What to work on:
• a. In the passage on Rae's word choice, why did the writer have Rae answer with the F-word? Explain in one to three sentences.
• b. Answer these questions from the passage on Rae's word choice:
(i) Which of the writer's rules did the word violate?
(ii) At what level was the writer reading in fifth grade?
(iii) Which writer's quote compares the right word and the almost-right word to the lightning and the lightning-bug?

Text provided:
────────────────

And Rae says, “I’ll say whatever the [fudgesicles] I want to say.”

And that’s it. She doesn’t use the word again. It doesn’t appear in the book after that. Rae’s not an F-bomb kind of character, really. But it just seemed so right that Rae, being a naturally contrary person, would respond to someone telling her to watch her mouth by using an even more objectionable word. She’s also the kind of person who can’t resist pushing big red buttons marked “Do not push under any circumstances.” It’s just who she is. And once she’s made her point, she goes back to talking the way she normally talks.

I sweated quite a bit over this word, since it violated my PG-13 rule. On the one hand, I have always considered myself to be writing for adults, some of whom just happen to be too young to vote. (Remember, I was reading at a college level when I was in fifth grade, so I know that books get read quite a ways outside their intended audiences.) As far as I’m concerned, if you’re qualified to handle the moral dimensions of being a superhero, you’re qualified to handle one use of the F-word. And true to form, my reading circle usually splits down the middle on whether I should keep the word in. Half of them want me to take it out and replace it with something milder (which seems to me to be undermining Rae’s contrariness) and half write something like “Haha!” or “Best line ever” next to it (which worries me a little—that was my best line? Really?). I assume that on balance, it means I’m doing okay.

One of my very favorite Mark Twain quotes is, “The difference between the right word and the almost-right word is the difference between the lightning and the lightning-bug.” I’d like to think that more often than not, I achieve lightning … it’s just that sometimes, in the words of Terry Pratchett, it involves standing on a hill in a thunderstorm wearing copper armor and shouting “All gods are bastards.”

────────────────

Study material:
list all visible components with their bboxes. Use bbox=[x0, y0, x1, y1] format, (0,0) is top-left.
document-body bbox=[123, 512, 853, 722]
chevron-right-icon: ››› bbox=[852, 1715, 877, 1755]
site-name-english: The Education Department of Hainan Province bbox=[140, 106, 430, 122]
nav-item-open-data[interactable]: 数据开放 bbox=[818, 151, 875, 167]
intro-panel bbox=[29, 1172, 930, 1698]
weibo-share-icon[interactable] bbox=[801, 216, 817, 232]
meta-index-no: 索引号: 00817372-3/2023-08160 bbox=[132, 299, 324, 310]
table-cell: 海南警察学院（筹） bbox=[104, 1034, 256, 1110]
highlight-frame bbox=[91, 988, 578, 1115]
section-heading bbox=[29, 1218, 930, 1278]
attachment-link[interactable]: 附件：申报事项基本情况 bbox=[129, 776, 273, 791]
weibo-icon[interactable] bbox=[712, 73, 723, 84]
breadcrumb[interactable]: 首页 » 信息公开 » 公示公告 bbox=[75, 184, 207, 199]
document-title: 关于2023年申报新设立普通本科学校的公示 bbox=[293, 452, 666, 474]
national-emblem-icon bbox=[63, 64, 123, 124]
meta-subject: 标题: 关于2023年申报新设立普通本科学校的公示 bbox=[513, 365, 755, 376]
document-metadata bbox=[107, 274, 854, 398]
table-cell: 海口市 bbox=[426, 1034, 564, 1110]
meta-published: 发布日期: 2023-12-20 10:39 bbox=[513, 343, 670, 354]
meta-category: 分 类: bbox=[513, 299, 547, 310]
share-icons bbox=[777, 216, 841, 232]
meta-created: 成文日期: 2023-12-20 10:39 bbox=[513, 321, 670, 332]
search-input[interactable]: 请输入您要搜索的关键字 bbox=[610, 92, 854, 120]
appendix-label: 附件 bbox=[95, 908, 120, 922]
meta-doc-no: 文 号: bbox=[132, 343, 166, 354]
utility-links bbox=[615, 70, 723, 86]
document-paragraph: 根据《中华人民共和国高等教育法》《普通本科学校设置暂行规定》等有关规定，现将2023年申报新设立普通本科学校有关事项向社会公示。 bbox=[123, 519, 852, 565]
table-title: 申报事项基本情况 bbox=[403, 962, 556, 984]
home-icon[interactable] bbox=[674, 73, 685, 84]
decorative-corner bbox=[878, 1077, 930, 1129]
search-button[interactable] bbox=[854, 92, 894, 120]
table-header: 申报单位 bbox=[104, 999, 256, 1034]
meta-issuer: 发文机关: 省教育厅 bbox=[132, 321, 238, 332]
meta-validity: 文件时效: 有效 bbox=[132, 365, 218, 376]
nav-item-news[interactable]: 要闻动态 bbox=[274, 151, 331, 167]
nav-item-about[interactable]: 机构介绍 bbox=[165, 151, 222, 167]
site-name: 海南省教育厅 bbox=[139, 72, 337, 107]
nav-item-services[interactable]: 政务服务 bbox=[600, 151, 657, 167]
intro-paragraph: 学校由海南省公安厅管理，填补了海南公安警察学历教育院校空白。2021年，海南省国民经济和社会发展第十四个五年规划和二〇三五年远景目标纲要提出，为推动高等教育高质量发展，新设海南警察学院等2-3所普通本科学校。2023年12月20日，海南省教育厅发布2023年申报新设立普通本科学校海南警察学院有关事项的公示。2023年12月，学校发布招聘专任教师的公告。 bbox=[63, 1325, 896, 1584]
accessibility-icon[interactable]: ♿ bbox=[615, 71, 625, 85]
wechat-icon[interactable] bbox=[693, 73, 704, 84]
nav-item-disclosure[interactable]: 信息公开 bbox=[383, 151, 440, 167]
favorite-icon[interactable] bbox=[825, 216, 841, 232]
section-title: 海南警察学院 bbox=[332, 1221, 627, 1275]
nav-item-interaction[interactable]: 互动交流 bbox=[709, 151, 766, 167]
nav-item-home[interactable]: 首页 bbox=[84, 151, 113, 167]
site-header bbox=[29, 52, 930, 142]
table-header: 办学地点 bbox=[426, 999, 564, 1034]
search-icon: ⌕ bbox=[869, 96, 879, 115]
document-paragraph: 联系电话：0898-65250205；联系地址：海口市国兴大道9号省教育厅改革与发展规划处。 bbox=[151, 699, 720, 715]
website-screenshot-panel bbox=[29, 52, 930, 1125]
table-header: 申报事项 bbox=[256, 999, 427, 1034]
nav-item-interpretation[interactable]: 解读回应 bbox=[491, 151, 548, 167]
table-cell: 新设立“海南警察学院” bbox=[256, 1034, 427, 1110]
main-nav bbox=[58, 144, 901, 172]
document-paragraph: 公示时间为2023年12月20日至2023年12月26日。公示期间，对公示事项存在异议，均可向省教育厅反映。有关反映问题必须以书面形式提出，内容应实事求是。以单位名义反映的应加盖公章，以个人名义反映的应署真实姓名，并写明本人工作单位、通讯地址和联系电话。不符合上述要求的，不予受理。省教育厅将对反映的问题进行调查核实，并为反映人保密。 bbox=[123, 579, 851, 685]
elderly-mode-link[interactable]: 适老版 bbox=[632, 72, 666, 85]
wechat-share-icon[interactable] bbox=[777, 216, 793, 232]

────────────────

Answers for this exercise:
• a. Rae is a naturally contrary person. It seemed right that she would answer someone telling her to watch her mouth by using an even more objectionable word. She also can't resist pushing big red buttons marked "Do not push under any circumstances."

• b.
(i) The PG-13 rule
(ii) A college level
(iii) Mark Twain